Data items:
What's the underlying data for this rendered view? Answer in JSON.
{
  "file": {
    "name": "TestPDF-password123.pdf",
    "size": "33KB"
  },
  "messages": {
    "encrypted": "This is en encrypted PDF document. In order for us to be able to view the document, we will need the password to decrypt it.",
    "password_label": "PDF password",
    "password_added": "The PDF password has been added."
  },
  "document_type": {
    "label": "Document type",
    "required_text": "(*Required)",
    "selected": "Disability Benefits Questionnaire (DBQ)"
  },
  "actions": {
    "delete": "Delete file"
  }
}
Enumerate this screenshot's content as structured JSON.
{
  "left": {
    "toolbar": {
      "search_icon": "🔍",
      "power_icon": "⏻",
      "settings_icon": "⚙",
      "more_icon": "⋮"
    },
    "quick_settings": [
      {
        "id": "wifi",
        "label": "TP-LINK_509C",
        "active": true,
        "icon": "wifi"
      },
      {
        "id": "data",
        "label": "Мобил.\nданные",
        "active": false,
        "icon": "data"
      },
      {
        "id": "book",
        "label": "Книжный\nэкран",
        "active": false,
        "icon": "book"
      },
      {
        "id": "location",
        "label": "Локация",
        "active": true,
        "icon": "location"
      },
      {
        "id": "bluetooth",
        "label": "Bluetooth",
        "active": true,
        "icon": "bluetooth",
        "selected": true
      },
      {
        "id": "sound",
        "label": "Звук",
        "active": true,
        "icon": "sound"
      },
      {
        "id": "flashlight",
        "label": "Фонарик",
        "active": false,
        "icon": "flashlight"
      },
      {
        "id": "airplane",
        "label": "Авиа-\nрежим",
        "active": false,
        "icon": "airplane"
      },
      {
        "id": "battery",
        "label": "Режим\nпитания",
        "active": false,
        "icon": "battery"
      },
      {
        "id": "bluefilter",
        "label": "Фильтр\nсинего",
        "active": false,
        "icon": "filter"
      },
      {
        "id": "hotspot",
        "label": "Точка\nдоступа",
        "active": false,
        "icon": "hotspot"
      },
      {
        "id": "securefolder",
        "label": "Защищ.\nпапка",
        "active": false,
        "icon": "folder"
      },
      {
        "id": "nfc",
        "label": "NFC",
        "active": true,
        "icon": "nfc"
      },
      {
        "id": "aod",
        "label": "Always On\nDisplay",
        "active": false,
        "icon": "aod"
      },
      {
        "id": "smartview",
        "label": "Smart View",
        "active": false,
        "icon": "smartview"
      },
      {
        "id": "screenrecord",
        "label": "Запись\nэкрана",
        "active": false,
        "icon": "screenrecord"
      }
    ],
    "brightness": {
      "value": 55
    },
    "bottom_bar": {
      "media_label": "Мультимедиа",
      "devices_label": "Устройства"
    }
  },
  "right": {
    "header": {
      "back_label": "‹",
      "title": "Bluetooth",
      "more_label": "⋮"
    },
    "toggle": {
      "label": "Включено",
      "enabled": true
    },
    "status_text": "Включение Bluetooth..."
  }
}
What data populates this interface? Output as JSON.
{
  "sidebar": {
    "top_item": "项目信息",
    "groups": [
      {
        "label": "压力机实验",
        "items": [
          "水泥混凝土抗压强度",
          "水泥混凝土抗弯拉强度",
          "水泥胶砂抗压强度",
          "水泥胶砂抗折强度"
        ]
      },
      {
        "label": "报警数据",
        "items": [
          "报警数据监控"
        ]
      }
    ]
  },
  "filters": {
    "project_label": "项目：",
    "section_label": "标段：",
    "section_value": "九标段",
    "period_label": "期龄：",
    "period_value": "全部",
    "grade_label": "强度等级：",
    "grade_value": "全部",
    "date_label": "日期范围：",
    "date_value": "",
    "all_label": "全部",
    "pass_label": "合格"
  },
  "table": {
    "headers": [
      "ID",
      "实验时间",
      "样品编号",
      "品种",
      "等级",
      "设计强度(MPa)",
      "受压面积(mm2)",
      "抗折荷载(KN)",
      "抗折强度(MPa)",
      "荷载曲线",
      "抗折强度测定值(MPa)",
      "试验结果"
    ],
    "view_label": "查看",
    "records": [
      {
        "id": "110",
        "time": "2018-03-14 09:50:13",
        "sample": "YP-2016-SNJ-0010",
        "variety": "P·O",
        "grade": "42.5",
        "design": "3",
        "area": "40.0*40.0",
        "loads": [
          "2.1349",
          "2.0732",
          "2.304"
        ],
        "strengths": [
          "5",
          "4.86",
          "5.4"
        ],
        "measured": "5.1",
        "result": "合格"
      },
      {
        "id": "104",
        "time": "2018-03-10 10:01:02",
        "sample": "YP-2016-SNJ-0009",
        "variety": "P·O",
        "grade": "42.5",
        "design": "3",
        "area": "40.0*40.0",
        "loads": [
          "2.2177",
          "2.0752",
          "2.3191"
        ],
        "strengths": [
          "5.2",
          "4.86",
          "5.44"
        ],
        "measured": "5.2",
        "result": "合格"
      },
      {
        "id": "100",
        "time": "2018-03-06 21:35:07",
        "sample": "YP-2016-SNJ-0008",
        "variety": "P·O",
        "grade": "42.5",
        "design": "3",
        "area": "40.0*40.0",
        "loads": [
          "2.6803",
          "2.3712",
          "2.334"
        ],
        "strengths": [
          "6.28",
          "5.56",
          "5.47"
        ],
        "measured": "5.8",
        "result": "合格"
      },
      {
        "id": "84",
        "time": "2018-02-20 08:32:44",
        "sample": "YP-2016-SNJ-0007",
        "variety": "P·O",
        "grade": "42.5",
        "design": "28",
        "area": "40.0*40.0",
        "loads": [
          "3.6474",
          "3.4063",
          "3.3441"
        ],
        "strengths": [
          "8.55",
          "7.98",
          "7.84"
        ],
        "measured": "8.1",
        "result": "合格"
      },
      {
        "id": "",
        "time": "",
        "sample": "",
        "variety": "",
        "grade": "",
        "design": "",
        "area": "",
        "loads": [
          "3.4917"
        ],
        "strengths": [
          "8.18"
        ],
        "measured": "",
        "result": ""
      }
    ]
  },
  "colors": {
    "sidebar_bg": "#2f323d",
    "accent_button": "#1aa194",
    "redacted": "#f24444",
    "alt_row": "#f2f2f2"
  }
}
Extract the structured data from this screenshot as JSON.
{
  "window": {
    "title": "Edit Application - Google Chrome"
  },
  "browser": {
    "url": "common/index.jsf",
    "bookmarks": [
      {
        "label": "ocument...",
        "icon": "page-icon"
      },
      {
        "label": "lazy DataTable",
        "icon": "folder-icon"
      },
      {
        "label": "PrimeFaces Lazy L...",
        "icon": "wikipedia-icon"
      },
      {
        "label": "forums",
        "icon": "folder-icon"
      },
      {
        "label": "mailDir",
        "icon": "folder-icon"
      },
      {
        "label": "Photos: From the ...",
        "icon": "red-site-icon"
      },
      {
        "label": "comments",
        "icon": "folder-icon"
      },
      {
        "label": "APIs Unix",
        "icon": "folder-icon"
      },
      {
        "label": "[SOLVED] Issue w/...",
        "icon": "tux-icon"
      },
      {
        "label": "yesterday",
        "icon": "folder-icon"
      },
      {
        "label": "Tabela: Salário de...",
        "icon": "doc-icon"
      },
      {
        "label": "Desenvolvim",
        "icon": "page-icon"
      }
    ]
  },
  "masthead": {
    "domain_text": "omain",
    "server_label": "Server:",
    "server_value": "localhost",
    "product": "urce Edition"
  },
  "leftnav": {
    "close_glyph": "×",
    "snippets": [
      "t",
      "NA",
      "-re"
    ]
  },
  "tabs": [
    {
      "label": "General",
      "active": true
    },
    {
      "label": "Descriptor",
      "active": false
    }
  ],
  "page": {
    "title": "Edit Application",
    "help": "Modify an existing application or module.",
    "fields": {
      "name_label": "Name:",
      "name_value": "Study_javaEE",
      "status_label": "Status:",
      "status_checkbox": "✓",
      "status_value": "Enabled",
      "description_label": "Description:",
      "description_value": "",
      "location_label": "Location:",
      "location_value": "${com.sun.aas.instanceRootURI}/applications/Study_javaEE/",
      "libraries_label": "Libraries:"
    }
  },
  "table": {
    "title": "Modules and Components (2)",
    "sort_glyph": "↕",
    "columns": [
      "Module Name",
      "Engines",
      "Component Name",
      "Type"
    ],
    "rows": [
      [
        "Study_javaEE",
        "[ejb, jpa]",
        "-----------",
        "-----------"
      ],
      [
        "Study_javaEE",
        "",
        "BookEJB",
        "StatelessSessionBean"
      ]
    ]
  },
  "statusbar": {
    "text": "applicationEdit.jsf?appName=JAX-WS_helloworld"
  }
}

[Problem description]
Pick out every line of the listing containing the word "time", and show those lines.

[Written response]
        "time": "2018-03-14 09:50:13",
        "time": "2018-03-10 10:01:02",
        "time": "2018-03-06 21:35:07",
        "time": "2018-02-20 08:32:44",
        "time": "",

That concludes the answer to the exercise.